_Task to complete_:
Repeat the lines below exactly, from the line containing "fold-block-icon[interactable]: [0, 457, 11, 468]" through the line containing "parameter-hint: name:: [439, 356, 493, 376]".

_Element location data_:

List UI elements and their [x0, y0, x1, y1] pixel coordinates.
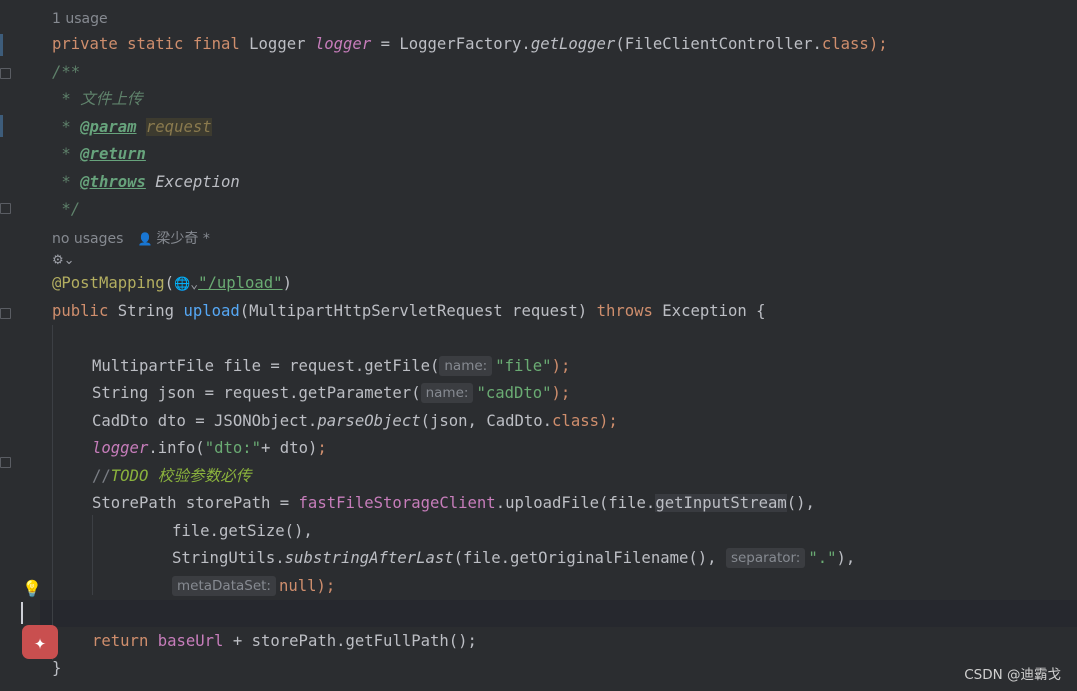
fold-block-icon[interactable]: [0, 457, 11, 468]
doc-comment-open[interactable]: /**: [52, 59, 80, 86]
parameter-hint: metaDataSet:: [172, 576, 276, 596]
code-line-logger[interactable]: private static final Logger logger = Log…: [52, 31, 888, 58]
code-line-metadataset[interactable]: metaDataSet: null);: [172, 573, 335, 600]
code-line-substring[interactable]: StringUtils.substringAfterLast(file.getO…: [172, 545, 855, 572]
usage-hint[interactable]: 1 usage: [52, 7, 108, 31]
magic-wand-icon[interactable]: ✦: [22, 625, 58, 659]
indent-guide: [52, 325, 53, 660]
parameter-hint: name:: [439, 356, 493, 376]
code-line-logger-info[interactable]: logger.info("dto:"+ dto);: [92, 435, 327, 462]
change-marker[interactable]: [0, 34, 3, 56]
doc-comment-param[interactable]: * @param request: [52, 114, 212, 141]
doc-comment-throws[interactable]: * @throws Exception: [52, 169, 239, 196]
lightbulb-icon[interactable]: 💡: [22, 580, 42, 598]
current-line-highlight: [40, 600, 1077, 627]
doc-comment-return[interactable]: * @return: [52, 141, 146, 168]
doc-comment-close[interactable]: */: [52, 196, 80, 223]
code-line-uploadfile[interactable]: StorePath storePath = fastFileStorageCli…: [92, 490, 815, 517]
code-line-return[interactable]: return baseUrl + storePath.getFullPath()…: [92, 628, 477, 655]
doc-comment-description[interactable]: * 文件上传: [52, 86, 142, 113]
code-line-signature[interactable]: public String upload(MultipartHttpServle…: [52, 298, 766, 325]
globe-icon[interactable]: 🌐⌄: [174, 277, 198, 292]
usage-author-hint[interactable]: no usages 👤 梁少奇 *: [52, 227, 210, 251]
fold-method-icon[interactable]: [0, 308, 11, 319]
code-line-getfile[interactable]: MultipartFile file = request.getFile(nam…: [92, 353, 570, 380]
parameter-hint: name:: [420, 383, 474, 403]
text-caret: [21, 602, 23, 624]
person-icon: 👤: [137, 232, 153, 246]
code-line-parseobject[interactable]: CadDto dto = JSONObject.parseObject(json…: [92, 408, 618, 435]
code-line-postmapping[interactable]: @PostMapping(🌐⌄"/upload"): [52, 270, 292, 297]
code-line-close-brace[interactable]: }: [52, 655, 61, 682]
watermark: CSDN @迪霸戈: [964, 667, 1061, 683]
parameter-hint: separator:: [725, 548, 806, 568]
code-line-todo[interactable]: //TODO 校验参数必传: [92, 463, 251, 490]
fold-doc-end-icon[interactable]: [0, 203, 11, 214]
indent-guide: [92, 515, 93, 595]
change-marker[interactable]: [0, 115, 3, 137]
fold-doc-icon[interactable]: [0, 68, 11, 79]
code-line-getsize[interactable]: file.getSize(),: [172, 518, 313, 545]
code-line-getparameter[interactable]: String json = request.getParameter(name:…: [92, 380, 570, 407]
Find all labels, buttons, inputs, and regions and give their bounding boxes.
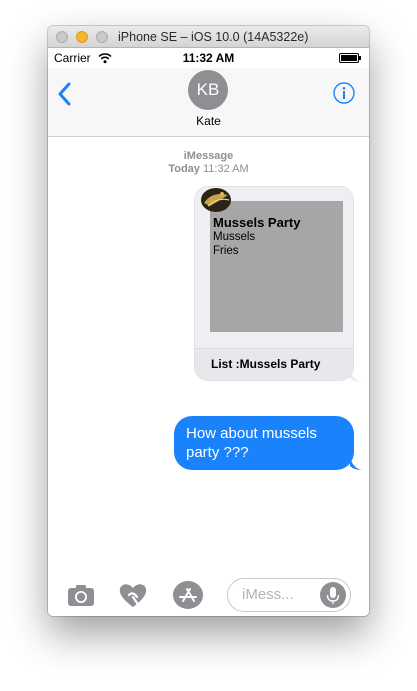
battery-icon: [339, 53, 361, 63]
sent-message-bubble[interactable]: How about mussels party ???: [174, 416, 354, 470]
zoom-window-button[interactable]: [96, 31, 108, 43]
timestamp-time: 11:32 AM: [202, 163, 249, 175]
phone-screen: Carrier 11:32 AM KB Kate iMessage Today …: [48, 48, 369, 616]
contact-name[interactable]: Kate: [48, 114, 369, 128]
camera-icon[interactable]: [66, 582, 96, 608]
clock: 11:32 AM: [182, 51, 235, 65]
card-title: Mussels Party: [213, 215, 301, 230]
window-titlebar: iPhone SE – iOS 10.0 (14A5322e): [48, 26, 369, 48]
digital-touch-heart-icon[interactable]: [118, 581, 148, 609]
bubble-tail: [350, 456, 362, 470]
info-icon[interactable]: [333, 82, 355, 104]
card-tail: [350, 370, 362, 382]
timestamp: Today 11:32 AM: [48, 163, 369, 175]
card-body: Mussels Party Mussels Fries: [195, 187, 353, 348]
app-store-icon[interactable]: [172, 580, 204, 610]
simulator-window: iPhone SE – iOS 10.0 (14A5322e) Carrier …: [48, 26, 369, 616]
window-title: iPhone SE – iOS 10.0 (14A5322e): [118, 30, 309, 44]
conversation-header: KB Kate: [48, 68, 369, 137]
contact-avatar[interactable]: KB: [188, 70, 228, 110]
close-window-button[interactable]: [56, 31, 68, 43]
status-bar: Carrier 11:32 AM: [48, 48, 369, 68]
minimize-window-button[interactable]: [76, 31, 88, 43]
app-thumbnail-icon: [201, 188, 231, 212]
card-caption: List :Mussels Party: [195, 348, 353, 380]
card-item: Fries: [213, 245, 239, 257]
chevron-left-icon[interactable]: [58, 82, 72, 106]
microphone-icon[interactable]: [318, 580, 348, 610]
imessage-app-card[interactable]: Mussels Party Mussels Fries List :Mussel…: [194, 186, 354, 381]
card-item: Mussels: [213, 231, 256, 243]
timestamp-day: Today: [168, 163, 200, 175]
service-label: iMessage: [183, 150, 234, 162]
compose-bar: iMess...: [48, 578, 369, 616]
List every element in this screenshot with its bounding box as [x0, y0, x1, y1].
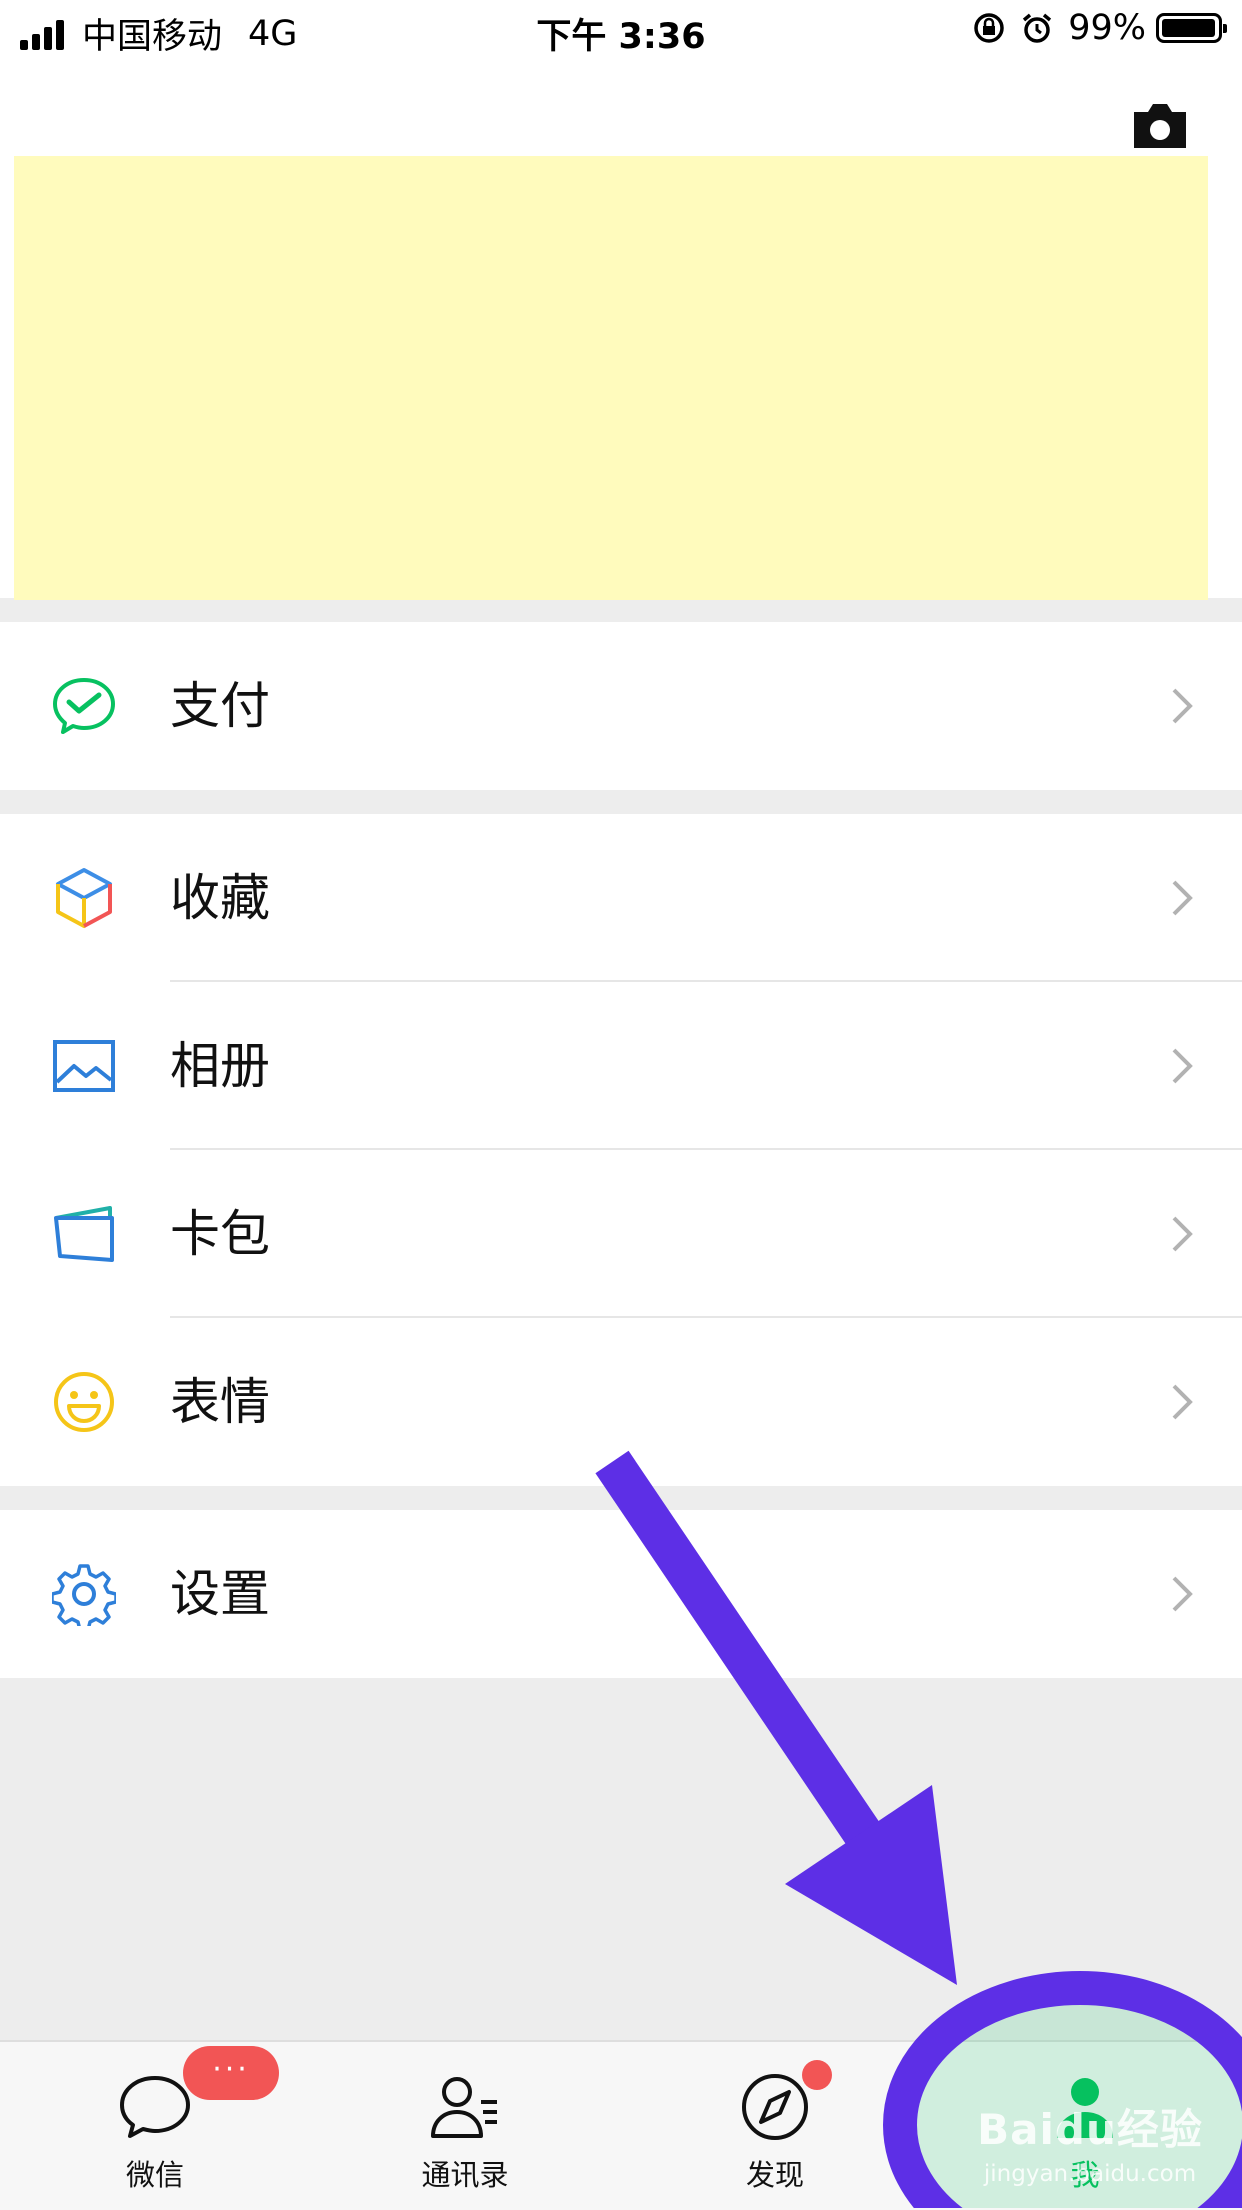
battery-icon: [1156, 13, 1227, 43]
chevron-right-icon: [1172, 1384, 1193, 1420]
alarm-icon: [1023, 13, 1052, 43]
menu-item-pay[interactable]: 支付: [0, 622, 1242, 790]
menu-item-label: 设置: [170, 1565, 270, 1623]
status-bar-right: 99%: [958, 8, 1227, 48]
chevron-right-icon: [1172, 688, 1193, 724]
tab-label: 发现: [745, 2158, 804, 2192]
menu-item-cards[interactable]: 卡包: [0, 1150, 1242, 1318]
menu-item-label: 相册: [170, 1037, 270, 1095]
tab-contacts[interactable]: 通讯录: [310, 2042, 620, 2210]
favorites-cube-icon: [56, 868, 112, 928]
discover-red-dot: [802, 2060, 832, 2090]
card-wallet-icon: [54, 1206, 114, 1262]
album-image-icon: [53, 1040, 115, 1092]
watermark-sub: jingyan.baidu.com: [983, 2161, 1197, 2187]
battery-percent: 99%: [1068, 8, 1146, 48]
pay-icon: [53, 678, 115, 734]
tab-label: 微信: [125, 2158, 184, 2192]
watermark-main: Baidu经验: [977, 2105, 1203, 2154]
camera-icon[interactable]: [1130, 100, 1190, 150]
menu-group-main: 收藏 相册 卡包 表情: [0, 814, 1242, 1486]
menu-item-label: 收藏: [170, 869, 270, 927]
profile-info-redacted[interactable]: [14, 156, 1208, 600]
gear-icon: [52, 1564, 116, 1626]
menu-item-settings[interactable]: 设置: [0, 1510, 1242, 1678]
chevron-right-icon: [1172, 1048, 1193, 1084]
menu-item-label: 卡包: [170, 1205, 270, 1263]
chat-bubble-icon: [120, 2076, 190, 2138]
tab-discover[interactable]: 发现: [620, 2042, 930, 2210]
menu-group-pay: 支付: [0, 622, 1242, 790]
baidu-watermark: Baidu经验 jingyan.baidu.com: [950, 2096, 1230, 2187]
status-bar: 中国移动 4G 下午 3:36 99%: [0, 0, 1242, 64]
compass-icon: [742, 2074, 808, 2140]
contacts-icon: [431, 2077, 497, 2138]
chevron-right-icon: [1172, 880, 1193, 916]
tab-label: 通讯录: [421, 2158, 509, 2192]
menu-group-settings: 设置: [0, 1510, 1242, 1678]
menu-item-album[interactable]: 相册: [0, 982, 1242, 1150]
menu-item-label: 支付: [170, 677, 270, 735]
menu-item-stickers[interactable]: 表情: [0, 1318, 1242, 1486]
profile-header: [0, 64, 1242, 600]
chevron-right-icon: [1172, 1216, 1193, 1252]
chevron-right-icon: [1172, 1576, 1193, 1612]
chat-unread-badge: ···: [183, 2046, 279, 2100]
rotation-lock-icon: [974, 13, 1004, 43]
smiley-icon: [54, 1372, 114, 1432]
menu-item-favorites[interactable]: 收藏: [0, 814, 1242, 982]
annotation-arrow-head: [785, 1785, 957, 1985]
menu-item-label: 表情: [170, 1373, 270, 1431]
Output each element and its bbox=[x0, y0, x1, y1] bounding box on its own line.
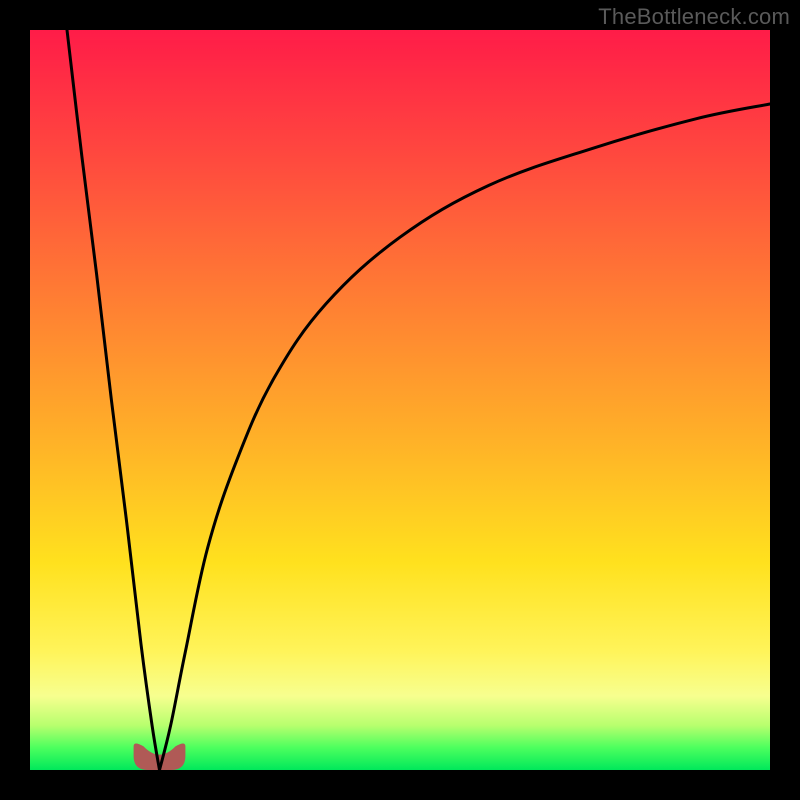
curve-svg bbox=[30, 30, 770, 770]
curve-right-branch bbox=[160, 104, 771, 770]
curve-left-branch bbox=[67, 30, 160, 770]
watermark-text: TheBottleneck.com bbox=[598, 4, 790, 30]
chart-frame: TheBottleneck.com bbox=[0, 0, 800, 800]
plot-area bbox=[30, 30, 770, 770]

_The response_:
fold-block-icon[interactable]: [0, 457, 11, 468]
doc-comment-open[interactable]: /**: [52, 59, 80, 86]
parameter-hint: metaDataSet:: [172, 576, 276, 596]
code-line-logger[interactable]: private static final Logger logger = Log…: [52, 31, 888, 58]
code-line-metadataset[interactable]: metaDataSet: null);: [172, 573, 335, 600]
code-line-substring[interactable]: StringUtils.substringAfterLast(file.getO…: [172, 545, 855, 572]
usage-hint[interactable]: 1 usage: [52, 7, 108, 31]
magic-wand-icon[interactable]: ✦: [22, 625, 58, 659]
indent-guide: [52, 325, 53, 660]
parameter-hint: name:: [439, 356, 493, 376]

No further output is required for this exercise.